### REQUEST:
Repeat the material below exactly, line for line.

### SOURCE MATERIAL:

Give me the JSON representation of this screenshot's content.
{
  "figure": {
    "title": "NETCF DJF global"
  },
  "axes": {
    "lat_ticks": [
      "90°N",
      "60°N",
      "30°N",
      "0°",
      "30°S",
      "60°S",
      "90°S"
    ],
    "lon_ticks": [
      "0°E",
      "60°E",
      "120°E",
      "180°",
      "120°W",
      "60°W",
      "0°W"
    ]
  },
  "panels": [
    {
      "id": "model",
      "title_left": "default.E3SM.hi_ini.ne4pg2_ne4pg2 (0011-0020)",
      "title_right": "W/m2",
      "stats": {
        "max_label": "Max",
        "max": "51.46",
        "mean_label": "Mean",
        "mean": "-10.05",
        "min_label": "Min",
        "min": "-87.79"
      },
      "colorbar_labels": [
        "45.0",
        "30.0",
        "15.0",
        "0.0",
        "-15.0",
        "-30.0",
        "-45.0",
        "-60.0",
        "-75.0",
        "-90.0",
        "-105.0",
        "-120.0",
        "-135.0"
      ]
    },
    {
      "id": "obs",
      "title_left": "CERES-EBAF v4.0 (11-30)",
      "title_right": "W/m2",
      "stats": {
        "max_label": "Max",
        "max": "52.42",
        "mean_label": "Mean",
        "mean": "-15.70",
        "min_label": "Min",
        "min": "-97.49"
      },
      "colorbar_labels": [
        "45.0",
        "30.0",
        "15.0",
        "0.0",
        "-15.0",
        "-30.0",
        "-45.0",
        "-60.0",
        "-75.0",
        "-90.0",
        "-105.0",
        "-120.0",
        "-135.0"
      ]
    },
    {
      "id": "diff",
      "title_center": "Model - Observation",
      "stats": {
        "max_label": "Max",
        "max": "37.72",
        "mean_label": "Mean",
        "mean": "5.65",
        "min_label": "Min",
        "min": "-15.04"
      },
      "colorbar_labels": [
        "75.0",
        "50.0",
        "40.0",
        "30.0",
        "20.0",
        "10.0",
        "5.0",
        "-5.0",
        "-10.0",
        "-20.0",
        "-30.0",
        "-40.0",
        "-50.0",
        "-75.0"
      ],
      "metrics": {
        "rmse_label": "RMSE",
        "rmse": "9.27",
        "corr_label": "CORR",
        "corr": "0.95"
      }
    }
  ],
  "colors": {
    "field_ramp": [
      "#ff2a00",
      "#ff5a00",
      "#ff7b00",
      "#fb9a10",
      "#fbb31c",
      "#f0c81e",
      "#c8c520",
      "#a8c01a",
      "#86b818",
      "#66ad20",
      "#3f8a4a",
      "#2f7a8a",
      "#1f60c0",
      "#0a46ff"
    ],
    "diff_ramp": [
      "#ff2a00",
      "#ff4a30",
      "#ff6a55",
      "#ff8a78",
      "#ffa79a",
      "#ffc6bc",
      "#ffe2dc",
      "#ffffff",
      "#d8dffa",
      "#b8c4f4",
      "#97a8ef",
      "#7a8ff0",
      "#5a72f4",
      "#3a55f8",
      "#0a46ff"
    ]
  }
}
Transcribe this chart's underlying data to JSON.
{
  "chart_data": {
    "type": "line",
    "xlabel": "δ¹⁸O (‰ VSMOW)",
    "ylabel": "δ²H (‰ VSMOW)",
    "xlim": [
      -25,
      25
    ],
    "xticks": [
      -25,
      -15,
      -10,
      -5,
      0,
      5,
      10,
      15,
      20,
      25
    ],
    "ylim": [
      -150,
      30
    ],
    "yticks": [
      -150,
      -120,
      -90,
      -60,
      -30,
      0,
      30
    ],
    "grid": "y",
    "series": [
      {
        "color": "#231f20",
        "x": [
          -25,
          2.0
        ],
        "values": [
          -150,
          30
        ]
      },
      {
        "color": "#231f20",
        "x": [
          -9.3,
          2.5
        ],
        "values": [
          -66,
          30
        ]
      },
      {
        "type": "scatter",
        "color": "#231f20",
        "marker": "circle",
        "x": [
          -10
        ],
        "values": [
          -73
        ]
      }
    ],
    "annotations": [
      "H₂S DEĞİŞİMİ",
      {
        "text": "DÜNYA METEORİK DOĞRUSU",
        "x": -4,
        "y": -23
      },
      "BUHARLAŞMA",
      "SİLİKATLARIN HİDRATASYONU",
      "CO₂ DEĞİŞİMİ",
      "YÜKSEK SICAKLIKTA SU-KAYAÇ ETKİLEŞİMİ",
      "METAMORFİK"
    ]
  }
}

### THE RESPONSE:
Give me the JSON representation of this screenshot's content.
{
  "figure": {
    "title": "NETCF DJF global"
  },
  "axes": {
    "lat_ticks": [
      "90°N",
      "60°N",
      "30°N",
      "0°",
      "30°S",
      "60°S",
      "90°S"
    ],
    "lon_ticks": [
      "0°E",
      "60°E",
      "120°E",
      "180°",
      "120°W",
      "60°W",
      "0°W"
    ]
  },
  "panels": [
    {
      "id": "model",
      "title_left": "default.E3SM.hi_ini.ne4pg2_ne4pg2 (0011-0020)",
      "title_right": "W/m2",
      "stats": {
        "max_label": "Max",
        "max": "51.46",
        "mean_label": "Mean",
        "mean": "-10.05",
        "min_label": "Min",
        "min": "-87.79"
      },
      "colorbar_labels": [
        "45.0",
        "30.0",
        "15.0",
        "0.0",
        "-15.0",
        "-30.0",
        "-45.0",
        "-60.0",
        "-75.0",
        "-90.0",
        "-105.0",
        "-120.0",
        "-135.0"
      ]
    },
    {
      "id": "obs",
      "title_left": "CERES-EBAF v4.0 (11-30)",
      "title_right": "W/m2",
      "stats": {
        "max_label": "Max",
        "max": "52.42",
        "mean_label": "Mean",
        "mean": "-15.70",
        "min_label": "Min",
        "min": "-97.49"
      },
      "colorbar_labels": [
        "45.0",
        "30.0",
        "15.0",
        "0.0",
        "-15.0",
        "-30.0",
        "-45.0",
        "-60.0",
        "-75.0",
        "-90.0",
        "-105.0",
        "-120.0",
        "-135.0"
      ]
    },
    {
      "id": "diff",
      "title_center": "Model - Observation",
      "stats": {
        "max_label": "Max",
        "max": "37.72",
        "mean_label": "Mean",
        "mean": "5.65",
        "min_label": "Min",
        "min": "-15.04"
      },
      "colorbar_labels": [
        "75.0",
        "50.0",
        "40.0",
        "30.0",
        "20.0",
        "10.0",
        "5.0",
        "-5.0",
        "-10.0",
        "-20.0",
        "-30.0",
        "-40.0",
        "-50.0",
        "-75.0"
      ],
      "metrics": {
        "rmse_label": "RMSE",
        "rmse": "9.27",
        "corr_label": "CORR",
        "corr": "0.95"
      }
    }
  ],
  "colors": {
    "field_ramp": [
      "#ff2a00",
      "#ff5a00",
      "#ff7b00",
      "#fb9a10",
      "#fbb31c",
      "#f0c81e",
      "#c8c520",
      "#a8c01a",
      "#86b818",
      "#66ad20",
      "#3f8a4a",
      "#2f7a8a",
      "#1f60c0",
      "#0a46ff"
    ],
    "diff_ramp": [
      "#ff2a00",
      "#ff4a30",
      "#ff6a55",
      "#ff8a78",
      "#ffa79a",
      "#ffc6bc",
      "#ffe2dc",
      "#ffffff",
      "#d8dffa",
      "#b8c4f4",
      "#97a8ef",
      "#7a8ff0",
      "#5a72f4",
      "#3a55f8",
      "#0a46ff"
    ]
  }
}
Transcribe this chart's underlying data to JSON.
{
  "chart_data": {
    "type": "line",
    "xlabel": "δ¹⁸O (‰ VSMOW)",
    "ylabel": "δ²H (‰ VSMOW)",
    "xlim": [
      -25,
      25
    ],
    "xticks": [
      -25,
      -15,
      -10,
      -5,
      0,
      5,
      10,
      15,
      20,
      25
    ],
    "ylim": [
      -150,
      30
    ],
    "yticks": [
      -150,
      -120,
      -90,
      -60,
      -30,
      0,
      30
    ],
    "grid": "y",
    "series": [
      {
        "color": "#231f20",
        "x": [
          -25,
          2.0
        ],
        "values": [
          -150,
          30
        ]
      },
      {
        "color": "#231f20",
        "x": [
          -9.3,
          2.5
        ],
        "values": [
          -66,
          30
        ]
      },
      {
        "type": "scatter",
        "color": "#231f20",
        "marker": "circle",
        "x": [
          -10
        ],
        "values": [
          -73
        ]
      }
    ],
    "annotations": [
      "H₂S DEĞİŞİMİ",
      {
        "text": "DÜNYA METEORİK DOĞRUSU",
        "x": -4,
        "y": -23
      },
      "BUHARLAŞMA",
      "SİLİKATLARIN HİDRATASYONU",
      "CO₂ DEĞİŞİMİ",
      "YÜKSEK SICAKLIKTA SU-KAYAÇ ETKİLEŞİMİ",
      "METAMORFİK"
    ]
  }
}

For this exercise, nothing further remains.